▶ _PROBLEM TO WORK ON_
Locate the word "Actual" in the entries below, then gather every line that holds it.

▶ _RECORDS FOR PROCESSING_
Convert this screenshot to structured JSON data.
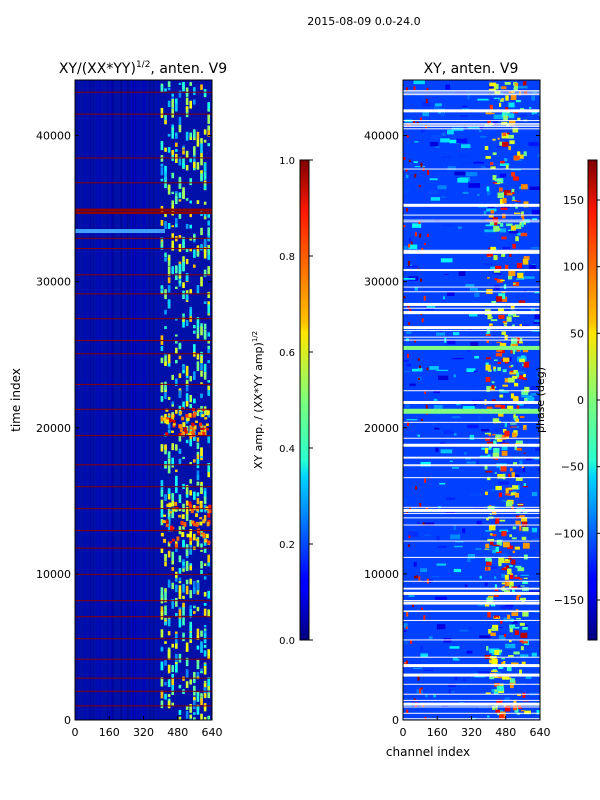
{
  "suptitle": "2015-08-09 0.0-24.0",
  "chart_data": [
    {
      "type": "heatmap",
      "title_main": "XY/(XX*YY)",
      "title_sup": "1/2",
      "title_rest": ", anten. V9",
      "xlabel": "",
      "ylabel": "time index",
      "xlim": [
        0,
        640
      ],
      "ylim": [
        0,
        43800
      ],
      "xticks": [
        "0",
        "160",
        "320",
        "480",
        "640"
      ],
      "yticks": [
        "0",
        "10000",
        "20000",
        "30000",
        "40000"
      ],
      "colorbar": {
        "label_main": "XY amp. / (XX*YY amp)",
        "label_sup": "1/2",
        "range": [
          0.0,
          1.0
        ],
        "ticks": [
          "0.0",
          "0.2",
          "0.4",
          "0.6",
          "0.8",
          "1.0"
        ],
        "colormap": "jet"
      }
    },
    {
      "type": "heatmap",
      "title_main": "XY, anten. V9",
      "xlabel": "channel index",
      "ylabel": "",
      "xlim": [
        0,
        640
      ],
      "ylim": [
        0,
        43800
      ],
      "xticks": [
        "0",
        "160",
        "320",
        "480",
        "640"
      ],
      "yticks": [
        "0",
        "10000",
        "20000",
        "30000",
        "40000"
      ],
      "colorbar": {
        "label_main": "phase (deg)",
        "range": [
          -180,
          180
        ],
        "ticks": [
          "−150",
          "−100",
          "−50",
          "0",
          "50",
          "100",
          "150"
        ],
        "colormap": "jet"
      }
    }
  ]
}
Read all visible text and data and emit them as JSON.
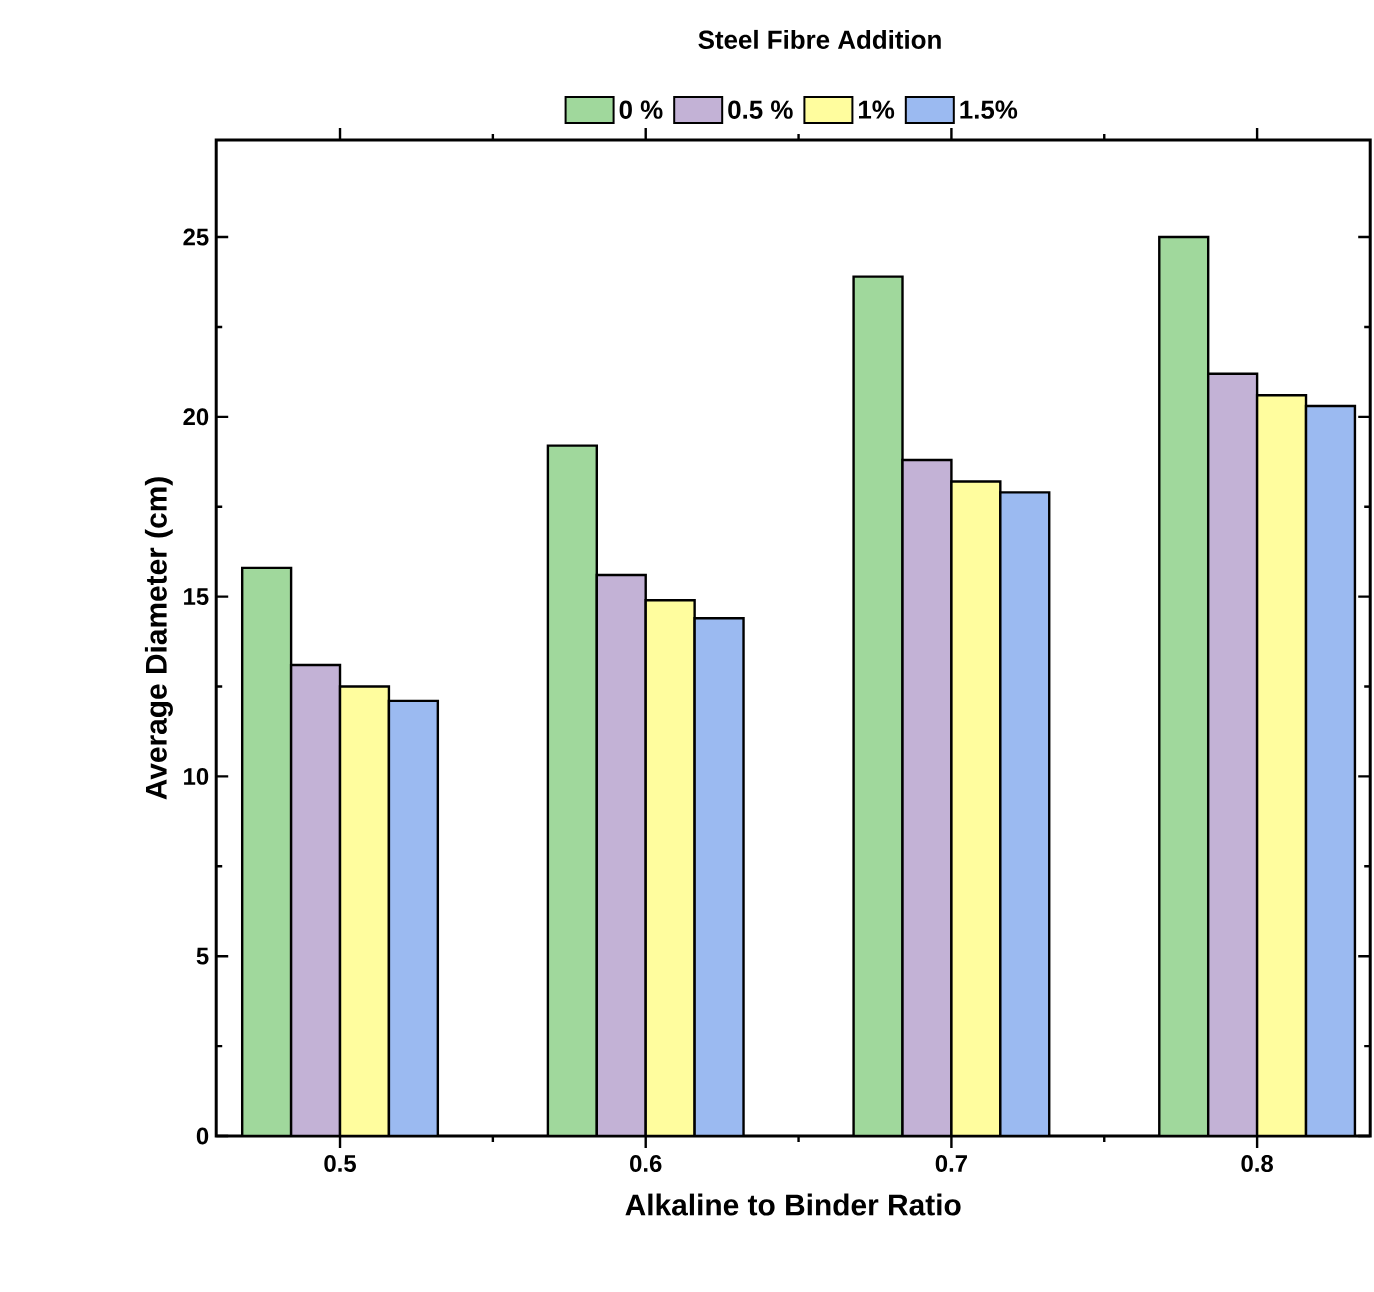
{
  "chart_data": {
    "type": "bar",
    "xlabel": "Alkaline to Binder Ratio",
    "ylabel": "Average Diameter (cm)",
    "legend_title": "Steel Fibre Addition",
    "categories": [
      "0.5",
      "0.6",
      "0.7",
      "0.8"
    ],
    "series": [
      {
        "name": "0 %",
        "color": "#a0d89c",
        "values": [
          15.8,
          19.2,
          23.9,
          25.0
        ]
      },
      {
        "name": "0.5 %",
        "color": "#c3b2d6",
        "values": [
          13.1,
          15.6,
          18.8,
          21.2
        ]
      },
      {
        "name": "1%",
        "color": "#fffd9e",
        "values": [
          12.5,
          14.9,
          18.2,
          20.6
        ]
      },
      {
        "name": "1.5%",
        "color": "#9bbaf1",
        "values": [
          12.1,
          14.4,
          17.9,
          20.3
        ]
      }
    ],
    "ylim": [
      0,
      27.7
    ],
    "yticks": [
      0,
      5,
      10,
      15,
      20,
      25
    ],
    "grid": false,
    "legend": "top"
  }
}
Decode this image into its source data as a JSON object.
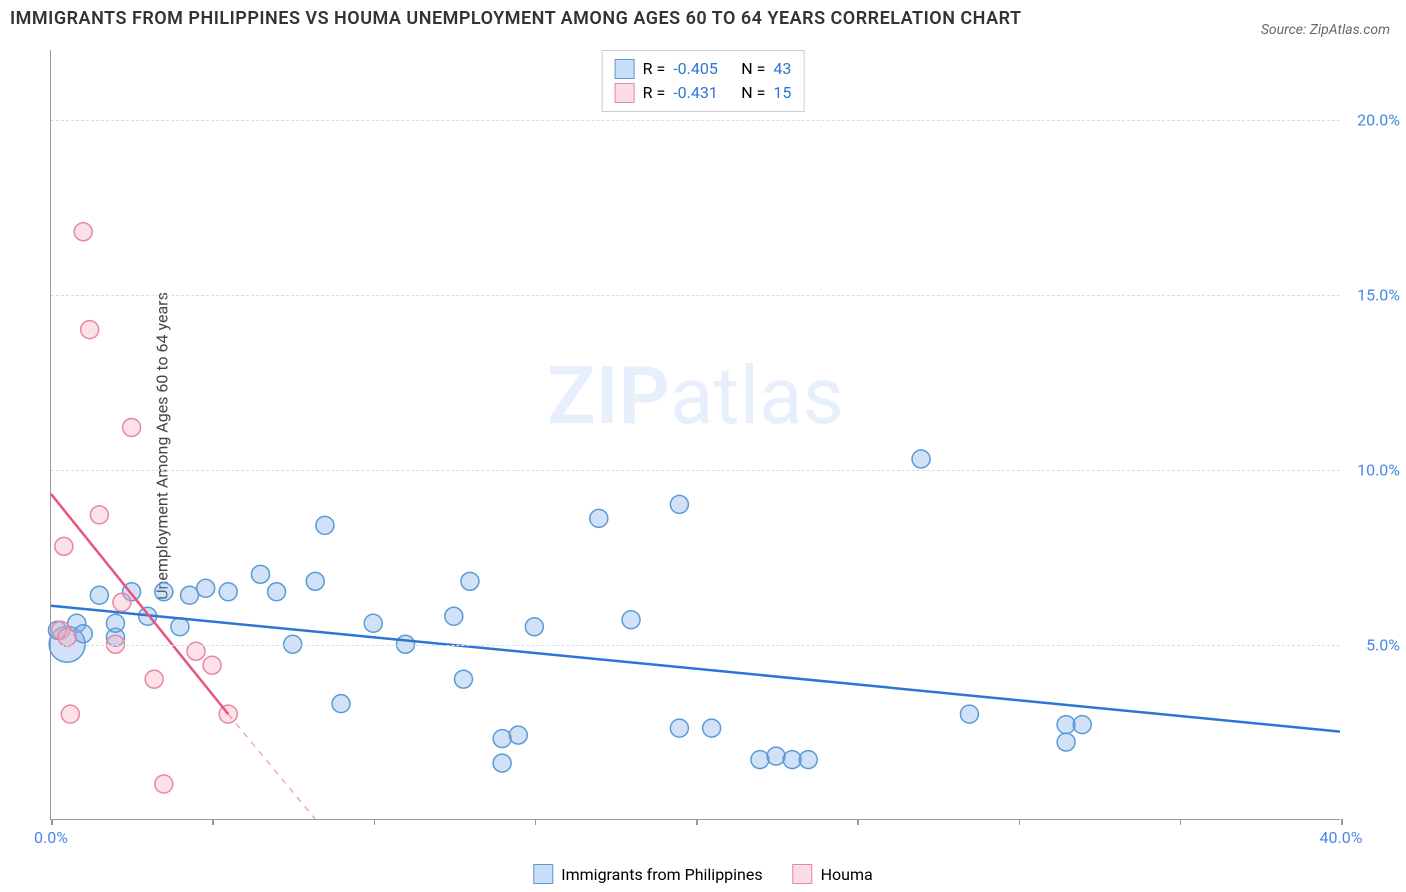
{
  "title": "IMMIGRANTS FROM PHILIPPINES VS HOUMA UNEMPLOYMENT AMONG AGES 60 TO 64 YEARS CORRELATION CHART",
  "source": "Source: ZipAtlas.com",
  "y_axis_label": "Unemployment Among Ages 60 to 64 years",
  "watermark_bold": "ZIP",
  "watermark_light": "atlas",
  "chart": {
    "type": "scatter",
    "xlim": [
      0,
      40
    ],
    "ylim": [
      0,
      22
    ],
    "x_ticks": [
      0,
      5,
      10,
      15,
      20,
      25,
      30,
      35,
      40
    ],
    "y_ticks": [
      5,
      10,
      15,
      20
    ],
    "x_tick_labels": {
      "0": "0.0%",
      "40": "40.0%"
    },
    "y_tick_labels": {
      "5": "5.0%",
      "10": "10.0%",
      "15": "15.0%",
      "20": "20.0%"
    },
    "x_axis_color": "#4a86e8",
    "y_axis_color": "#4a86e8",
    "grid_color": "#dddddd",
    "plot_bg": "#ffffff",
    "series": [
      {
        "name": "Immigrants from Philippines",
        "label": "Immigrants from Philippines",
        "fill_color": "rgba(120,170,235,0.35)",
        "stroke_color": "#5b9bd5",
        "line_color": "#2e75d6",
        "point_radius": 9,
        "r_label": "R =",
        "n_label": "N =",
        "r_value": "-0.405",
        "n_value": "43",
        "trend": {
          "x1": 0,
          "y1": 6.1,
          "x2": 40,
          "y2": 2.5
        },
        "points": [
          {
            "x": 0.5,
            "y": 5.0,
            "r": 18
          },
          {
            "x": 0.2,
            "y": 5.4
          },
          {
            "x": 0.8,
            "y": 5.6
          },
          {
            "x": 1.0,
            "y": 5.3
          },
          {
            "x": 1.5,
            "y": 6.4
          },
          {
            "x": 2.0,
            "y": 5.2
          },
          {
            "x": 2.0,
            "y": 5.6
          },
          {
            "x": 2.5,
            "y": 6.5
          },
          {
            "x": 3.0,
            "y": 5.8
          },
          {
            "x": 3.5,
            "y": 6.5
          },
          {
            "x": 4.0,
            "y": 5.5
          },
          {
            "x": 4.3,
            "y": 6.4
          },
          {
            "x": 4.8,
            "y": 6.6
          },
          {
            "x": 5.5,
            "y": 6.5
          },
          {
            "x": 6.5,
            "y": 7.0
          },
          {
            "x": 7.0,
            "y": 6.5
          },
          {
            "x": 7.5,
            "y": 5.0
          },
          {
            "x": 8.2,
            "y": 6.8
          },
          {
            "x": 8.5,
            "y": 8.4
          },
          {
            "x": 9.0,
            "y": 3.3
          },
          {
            "x": 10.0,
            "y": 5.6
          },
          {
            "x": 11.0,
            "y": 5.0
          },
          {
            "x": 12.5,
            "y": 5.8
          },
          {
            "x": 12.8,
            "y": 4.0
          },
          {
            "x": 13.0,
            "y": 6.8
          },
          {
            "x": 14.0,
            "y": 2.3
          },
          {
            "x": 14.0,
            "y": 1.6
          },
          {
            "x": 14.5,
            "y": 2.4
          },
          {
            "x": 15.0,
            "y": 5.5
          },
          {
            "x": 17.0,
            "y": 8.6
          },
          {
            "x": 18.0,
            "y": 5.7
          },
          {
            "x": 19.5,
            "y": 2.6
          },
          {
            "x": 19.5,
            "y": 9.0
          },
          {
            "x": 20.5,
            "y": 2.6
          },
          {
            "x": 22.0,
            "y": 1.7
          },
          {
            "x": 22.5,
            "y": 1.8
          },
          {
            "x": 23.0,
            "y": 1.7
          },
          {
            "x": 23.5,
            "y": 1.7
          },
          {
            "x": 27.0,
            "y": 10.3
          },
          {
            "x": 28.5,
            "y": 3.0
          },
          {
            "x": 31.5,
            "y": 2.7
          },
          {
            "x": 31.5,
            "y": 2.2
          },
          {
            "x": 32.0,
            "y": 2.7
          }
        ]
      },
      {
        "name": "Houma",
        "label": "Houma",
        "fill_color": "rgba(245,170,190,0.35)",
        "stroke_color": "#e887a0",
        "line_color": "#e8557a",
        "point_radius": 9,
        "r_label": "R =",
        "n_label": "N =",
        "r_value": "-0.431",
        "n_value": "15",
        "trend": {
          "x1": 0,
          "y1": 9.3,
          "x2": 5.5,
          "y2": 3.0
        },
        "trend_dash_ext": {
          "x1": 5.5,
          "y1": 3.0,
          "x2": 8.2,
          "y2": 0
        },
        "points": [
          {
            "x": 0.3,
            "y": 5.4
          },
          {
            "x": 0.4,
            "y": 7.8
          },
          {
            "x": 0.5,
            "y": 5.2
          },
          {
            "x": 0.6,
            "y": 3.0
          },
          {
            "x": 1.0,
            "y": 16.8
          },
          {
            "x": 1.2,
            "y": 14.0
          },
          {
            "x": 1.5,
            "y": 8.7
          },
          {
            "x": 2.0,
            "y": 5.0
          },
          {
            "x": 2.2,
            "y": 6.2
          },
          {
            "x": 2.5,
            "y": 11.2
          },
          {
            "x": 3.2,
            "y": 4.0
          },
          {
            "x": 3.5,
            "y": 1.0
          },
          {
            "x": 4.5,
            "y": 4.8
          },
          {
            "x": 5.0,
            "y": 4.4
          },
          {
            "x": 5.5,
            "y": 3.0
          }
        ]
      }
    ]
  },
  "legend": {
    "series_a": "Immigrants from Philippines",
    "series_b": "Houma"
  }
}
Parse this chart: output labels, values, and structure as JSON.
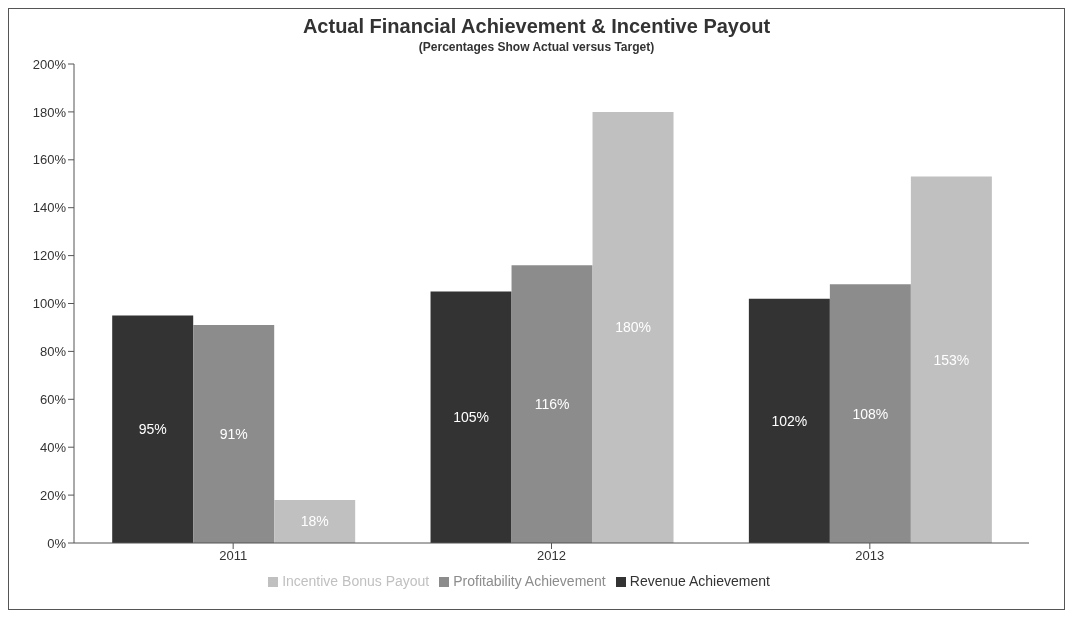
{
  "chart_data": {
    "type": "bar",
    "title": "Actual Financial Achievement & Incentive Payout",
    "subtitle": "(Percentages Show Actual versus Target)",
    "categories": [
      "2011",
      "2012",
      "2013"
    ],
    "series": [
      {
        "name": "Revenue Achievement",
        "color": "#333333",
        "values": [
          95,
          105,
          102
        ],
        "value_labels": [
          "95%",
          "105%",
          "102%"
        ]
      },
      {
        "name": "Profitability Achievement",
        "color": "#8c8c8c",
        "values": [
          91,
          116,
          108
        ],
        "value_labels": [
          "91%",
          "116%",
          "108%"
        ]
      },
      {
        "name": "Incentive Bonus Payout",
        "color": "#c0c0c0",
        "values": [
          18,
          180,
          153
        ],
        "value_labels": [
          "18%",
          "180%",
          "153%"
        ]
      }
    ],
    "ylim": [
      0,
      200
    ],
    "yticks": [
      {
        "value": 0,
        "label": "0%"
      },
      {
        "value": 20,
        "label": "20%"
      },
      {
        "value": 40,
        "label": "40%"
      },
      {
        "value": 60,
        "label": "60%"
      },
      {
        "value": 80,
        "label": "80%"
      },
      {
        "value": 100,
        "label": "100%"
      },
      {
        "value": 120,
        "label": "120%"
      },
      {
        "value": 140,
        "label": "140%"
      },
      {
        "value": 160,
        "label": "160%"
      },
      {
        "value": 180,
        "label": "180%"
      },
      {
        "value": 200,
        "label": "200%"
      }
    ],
    "grid": false,
    "legend": "bottom"
  }
}
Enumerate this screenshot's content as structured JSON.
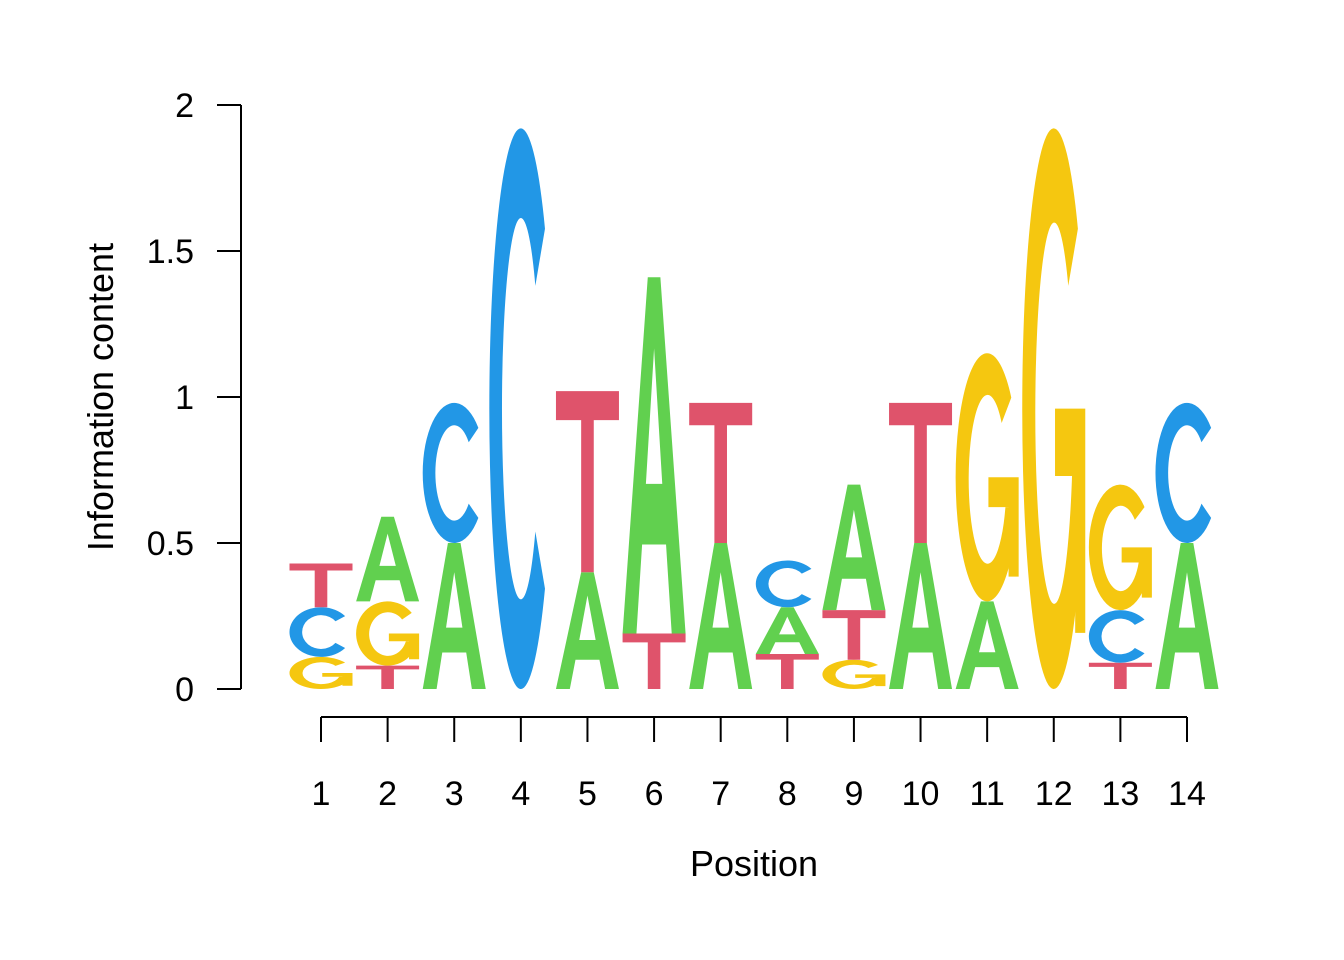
{
  "chart_data": {
    "type": "sequence-logo",
    "xlabel": "Position",
    "ylabel": "Information content",
    "ylim": [
      0,
      2
    ],
    "yticks": [
      "0",
      "0.5",
      "1",
      "1.5",
      "2"
    ],
    "yticks_values": [
      0,
      0.5,
      1,
      1.5,
      2
    ],
    "positions": [
      "1",
      "2",
      "3",
      "4",
      "5",
      "6",
      "7",
      "8",
      "9",
      "10",
      "11",
      "12",
      "13",
      "14"
    ],
    "colors": {
      "A": "#61D04F",
      "C": "#2297E6",
      "G": "#F5C710",
      "T": "#DF536B"
    },
    "stacks": [
      [
        {
          "letter": "G",
          "bits": 0.11
        },
        {
          "letter": "C",
          "bits": 0.17
        },
        {
          "letter": "T",
          "bits": 0.15
        }
      ],
      [
        {
          "letter": "T",
          "bits": 0.08
        },
        {
          "letter": "G",
          "bits": 0.22
        },
        {
          "letter": "A",
          "bits": 0.29
        }
      ],
      [
        {
          "letter": "A",
          "bits": 0.5
        },
        {
          "letter": "C",
          "bits": 0.48
        }
      ],
      [
        {
          "letter": "C",
          "bits": 1.92
        }
      ],
      [
        {
          "letter": "A",
          "bits": 0.4
        },
        {
          "letter": "T",
          "bits": 0.62
        }
      ],
      [
        {
          "letter": "T",
          "bits": 0.19
        },
        {
          "letter": "A",
          "bits": 1.22
        }
      ],
      [
        {
          "letter": "A",
          "bits": 0.5
        },
        {
          "letter": "T",
          "bits": 0.48
        }
      ],
      [
        {
          "letter": "T",
          "bits": 0.12
        },
        {
          "letter": "A",
          "bits": 0.16
        },
        {
          "letter": "C",
          "bits": 0.16
        }
      ],
      [
        {
          "letter": "G",
          "bits": 0.1
        },
        {
          "letter": "T",
          "bits": 0.17
        },
        {
          "letter": "A",
          "bits": 0.43
        }
      ],
      [
        {
          "letter": "A",
          "bits": 0.5
        },
        {
          "letter": "T",
          "bits": 0.48
        }
      ],
      [
        {
          "letter": "A",
          "bits": 0.3
        },
        {
          "letter": "G",
          "bits": 0.85
        }
      ],
      [
        {
          "letter": "G",
          "bits": 1.92
        }
      ],
      [
        {
          "letter": "T",
          "bits": 0.09
        },
        {
          "letter": "C",
          "bits": 0.18
        },
        {
          "letter": "G",
          "bits": 0.43
        }
      ],
      [
        {
          "letter": "A",
          "bits": 0.5
        },
        {
          "letter": "C",
          "bits": 0.48
        }
      ]
    ]
  }
}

▶ _OUTPUT_
    "title": "Actual Financial Achievement & Incentive Payout",
    "subtitle": "(Percentages Show Actual versus Target)",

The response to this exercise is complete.